Please copy out every line of the records below, changing nothing.
# start of DATA SHOWN
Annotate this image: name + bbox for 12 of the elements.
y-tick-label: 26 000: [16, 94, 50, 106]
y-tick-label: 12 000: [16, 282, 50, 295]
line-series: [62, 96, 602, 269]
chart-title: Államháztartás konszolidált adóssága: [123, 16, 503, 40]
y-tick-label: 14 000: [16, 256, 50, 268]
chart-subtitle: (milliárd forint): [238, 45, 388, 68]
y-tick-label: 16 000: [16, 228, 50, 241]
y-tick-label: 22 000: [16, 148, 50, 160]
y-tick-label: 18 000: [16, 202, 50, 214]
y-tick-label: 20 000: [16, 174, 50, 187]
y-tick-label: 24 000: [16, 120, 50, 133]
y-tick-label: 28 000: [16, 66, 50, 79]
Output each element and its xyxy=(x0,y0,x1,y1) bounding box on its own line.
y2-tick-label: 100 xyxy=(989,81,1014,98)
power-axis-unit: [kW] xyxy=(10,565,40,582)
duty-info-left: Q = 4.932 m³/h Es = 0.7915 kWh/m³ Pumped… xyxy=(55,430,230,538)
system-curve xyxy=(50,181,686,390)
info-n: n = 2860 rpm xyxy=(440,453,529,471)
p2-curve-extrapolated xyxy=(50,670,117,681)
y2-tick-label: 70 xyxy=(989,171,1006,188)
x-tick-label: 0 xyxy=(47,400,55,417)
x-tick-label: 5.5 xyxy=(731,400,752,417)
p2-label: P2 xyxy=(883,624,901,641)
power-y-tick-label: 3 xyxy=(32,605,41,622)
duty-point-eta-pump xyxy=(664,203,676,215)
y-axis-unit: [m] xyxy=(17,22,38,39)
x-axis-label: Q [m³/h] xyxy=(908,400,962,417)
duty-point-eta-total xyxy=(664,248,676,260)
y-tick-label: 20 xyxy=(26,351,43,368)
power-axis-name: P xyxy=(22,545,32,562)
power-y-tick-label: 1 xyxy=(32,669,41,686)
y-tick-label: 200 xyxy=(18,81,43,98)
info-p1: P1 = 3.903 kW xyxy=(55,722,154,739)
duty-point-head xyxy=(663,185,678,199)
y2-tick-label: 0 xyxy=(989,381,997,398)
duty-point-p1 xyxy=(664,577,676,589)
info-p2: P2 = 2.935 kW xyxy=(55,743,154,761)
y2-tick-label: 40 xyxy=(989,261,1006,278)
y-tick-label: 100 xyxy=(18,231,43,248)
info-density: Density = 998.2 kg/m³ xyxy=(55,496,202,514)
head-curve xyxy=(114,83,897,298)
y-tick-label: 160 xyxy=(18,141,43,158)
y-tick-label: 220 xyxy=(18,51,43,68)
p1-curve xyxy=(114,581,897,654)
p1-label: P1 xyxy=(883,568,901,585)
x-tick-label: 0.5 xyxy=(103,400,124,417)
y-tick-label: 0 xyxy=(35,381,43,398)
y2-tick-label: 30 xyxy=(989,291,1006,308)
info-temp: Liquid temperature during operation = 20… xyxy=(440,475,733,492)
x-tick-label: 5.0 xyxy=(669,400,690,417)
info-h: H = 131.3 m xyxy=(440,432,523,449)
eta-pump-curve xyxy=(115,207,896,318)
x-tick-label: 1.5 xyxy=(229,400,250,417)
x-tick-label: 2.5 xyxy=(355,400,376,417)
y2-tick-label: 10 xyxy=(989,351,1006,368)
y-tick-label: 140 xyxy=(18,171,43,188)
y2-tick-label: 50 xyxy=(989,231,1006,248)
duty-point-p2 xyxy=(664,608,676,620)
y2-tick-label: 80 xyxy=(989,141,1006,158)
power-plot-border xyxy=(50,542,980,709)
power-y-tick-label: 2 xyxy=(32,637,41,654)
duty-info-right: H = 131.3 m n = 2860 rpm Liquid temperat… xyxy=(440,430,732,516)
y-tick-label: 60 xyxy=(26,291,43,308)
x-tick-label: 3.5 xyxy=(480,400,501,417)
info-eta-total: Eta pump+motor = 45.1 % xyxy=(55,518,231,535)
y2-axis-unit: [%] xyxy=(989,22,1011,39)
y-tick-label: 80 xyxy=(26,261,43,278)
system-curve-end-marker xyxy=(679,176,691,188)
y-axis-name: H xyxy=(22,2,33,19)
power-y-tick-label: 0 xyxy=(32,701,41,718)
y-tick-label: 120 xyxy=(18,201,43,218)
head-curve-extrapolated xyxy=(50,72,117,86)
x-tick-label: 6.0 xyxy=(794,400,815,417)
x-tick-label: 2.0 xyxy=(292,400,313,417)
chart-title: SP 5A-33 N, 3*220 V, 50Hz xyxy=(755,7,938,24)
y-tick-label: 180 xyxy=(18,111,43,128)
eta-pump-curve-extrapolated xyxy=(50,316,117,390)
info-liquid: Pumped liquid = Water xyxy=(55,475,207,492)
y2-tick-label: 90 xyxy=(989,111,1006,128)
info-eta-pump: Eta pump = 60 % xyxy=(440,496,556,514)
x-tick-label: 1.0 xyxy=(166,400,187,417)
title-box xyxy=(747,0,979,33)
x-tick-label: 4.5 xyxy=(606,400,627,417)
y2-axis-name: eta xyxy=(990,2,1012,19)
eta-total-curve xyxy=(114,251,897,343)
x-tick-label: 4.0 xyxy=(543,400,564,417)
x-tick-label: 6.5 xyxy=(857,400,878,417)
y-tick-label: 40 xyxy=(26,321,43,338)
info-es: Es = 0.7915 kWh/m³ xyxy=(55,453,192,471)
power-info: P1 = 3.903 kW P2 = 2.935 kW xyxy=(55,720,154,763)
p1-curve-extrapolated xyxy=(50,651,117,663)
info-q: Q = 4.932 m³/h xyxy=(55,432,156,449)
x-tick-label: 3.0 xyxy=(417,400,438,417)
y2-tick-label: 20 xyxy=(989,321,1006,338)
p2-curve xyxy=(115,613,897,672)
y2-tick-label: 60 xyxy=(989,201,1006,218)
# end of DATA SHOWN
◆ **RESULT FOR THIS TASK**:
Annotate this image: name + bbox for 12 of the elements.
y-tick-label: 26 000: [16, 94, 50, 106]
y-tick-label: 12 000: [16, 282, 50, 295]
line-series: [62, 96, 602, 269]
chart-title: Államháztartás konszolidált adóssága: [123, 16, 503, 40]
y-tick-label: 14 000: [16, 256, 50, 268]
chart-subtitle: (milliárd forint): [238, 45, 388, 68]
y-tick-label: 16 000: [16, 228, 50, 241]
y-tick-label: 22 000: [16, 148, 50, 160]
y-tick-label: 18 000: [16, 202, 50, 214]
y-tick-label: 20 000: [16, 174, 50, 187]
y-tick-label: 24 000: [16, 120, 50, 133]
y-tick-label: 28 000: [16, 66, 50, 79]
Output each element and its xyxy=(x0,y0,x1,y1) bounding box on its own line.
y2-tick-label: 100 xyxy=(989,81,1014,98)
power-axis-unit: [kW] xyxy=(10,565,40,582)
duty-info-left: Q = 4.932 m³/h Es = 0.7915 kWh/m³ Pumped… xyxy=(55,430,230,538)
system-curve xyxy=(50,181,686,390)
info-n: n = 2860 rpm xyxy=(440,453,529,471)
p2-curve-extrapolated xyxy=(50,670,117,681)
y2-tick-label: 70 xyxy=(989,171,1006,188)
x-tick-label: 0 xyxy=(47,400,55,417)
x-tick-label: 5.5 xyxy=(731,400,752,417)
p2-label: P2 xyxy=(883,624,901,641)
power-y-tick-label: 3 xyxy=(32,605,41,622)
duty-point-eta-pump xyxy=(664,203,676,215)
y-axis-unit: [m] xyxy=(17,22,38,39)
x-axis-label: Q [m³/h] xyxy=(908,400,962,417)
duty-point-eta-total xyxy=(664,248,676,260)
y-tick-label: 20 xyxy=(26,351,43,368)
power-axis-name: P xyxy=(22,545,32,562)
power-y-tick-label: 1 xyxy=(32,669,41,686)
y-tick-label: 200 xyxy=(18,81,43,98)
info-p1: P1 = 3.903 kW xyxy=(55,722,154,739)
duty-point-head xyxy=(663,185,678,199)
y2-tick-label: 0 xyxy=(989,381,997,398)
duty-point-p1 xyxy=(664,577,676,589)
info-p2: P2 = 2.935 kW xyxy=(55,743,154,761)
y2-tick-label: 40 xyxy=(989,261,1006,278)
y-tick-label: 100 xyxy=(18,231,43,248)
info-density: Density = 998.2 kg/m³ xyxy=(55,496,202,514)
head-curve xyxy=(114,83,897,298)
y-tick-label: 160 xyxy=(18,141,43,158)
y-tick-label: 220 xyxy=(18,51,43,68)
p1-curve xyxy=(114,581,897,654)
p1-label: P1 xyxy=(883,568,901,585)
x-tick-label: 0.5 xyxy=(103,400,124,417)
y-tick-label: 0 xyxy=(35,381,43,398)
y2-tick-label: 30 xyxy=(989,291,1006,308)
info-temp: Liquid temperature during operation = 20… xyxy=(440,475,733,492)
x-tick-label: 5.0 xyxy=(669,400,690,417)
info-h: H = 131.3 m xyxy=(440,432,523,449)
eta-pump-curve xyxy=(115,207,896,318)
x-tick-label: 1.5 xyxy=(229,400,250,417)
x-tick-label: 2.5 xyxy=(355,400,376,417)
y2-tick-label: 10 xyxy=(989,351,1006,368)
y-tick-label: 140 xyxy=(18,171,43,188)
y2-tick-label: 50 xyxy=(989,231,1006,248)
duty-point-p2 xyxy=(664,608,676,620)
y2-tick-label: 80 xyxy=(989,141,1006,158)
power-plot-border xyxy=(50,542,980,709)
power-y-tick-label: 2 xyxy=(32,637,41,654)
duty-info-right: H = 131.3 m n = 2860 rpm Liquid temperat… xyxy=(440,430,732,516)
y-tick-label: 60 xyxy=(26,291,43,308)
x-tick-label: 3.5 xyxy=(480,400,501,417)
info-eta-total: Eta pump+motor = 45.1 % xyxy=(55,518,231,535)
y2-axis-unit: [%] xyxy=(989,22,1011,39)
y-tick-label: 80 xyxy=(26,261,43,278)
system-curve-end-marker xyxy=(679,176,691,188)
y-axis-name: H xyxy=(22,2,33,19)
power-y-tick-label: 0 xyxy=(32,701,41,718)
y-tick-label: 120 xyxy=(18,201,43,218)
head-curve-extrapolated xyxy=(50,72,117,86)
x-tick-label: 6.0 xyxy=(794,400,815,417)
x-tick-label: 2.0 xyxy=(292,400,313,417)
chart-title: SP 5A-33 N, 3*220 V, 50Hz xyxy=(755,7,938,24)
y-tick-label: 180 xyxy=(18,111,43,128)
eta-pump-curve-extrapolated xyxy=(50,316,117,390)
info-liquid: Pumped liquid = Water xyxy=(55,475,207,492)
y2-tick-label: 90 xyxy=(989,111,1006,128)
info-eta-pump: Eta pump = 60 % xyxy=(440,496,556,514)
x-tick-label: 1.0 xyxy=(166,400,187,417)
title-box xyxy=(747,0,979,33)
x-tick-label: 4.5 xyxy=(606,400,627,417)
y2-axis-name: eta xyxy=(990,2,1012,19)
eta-total-curve xyxy=(114,251,897,343)
x-tick-label: 4.0 xyxy=(543,400,564,417)
x-tick-label: 6.5 xyxy=(857,400,878,417)
y-tick-label: 40 xyxy=(26,321,43,338)
info-es: Es = 0.7915 kWh/m³ xyxy=(55,453,192,471)
power-info: P1 = 3.903 kW P2 = 2.935 kW xyxy=(55,720,154,763)
p1-curve-extrapolated xyxy=(50,651,117,663)
info-q: Q = 4.932 m³/h xyxy=(55,432,156,449)
x-tick-label: 3.0 xyxy=(417,400,438,417)
y2-tick-label: 20 xyxy=(989,321,1006,338)
p2-curve xyxy=(115,613,897,672)
y2-tick-label: 60 xyxy=(989,201,1006,218)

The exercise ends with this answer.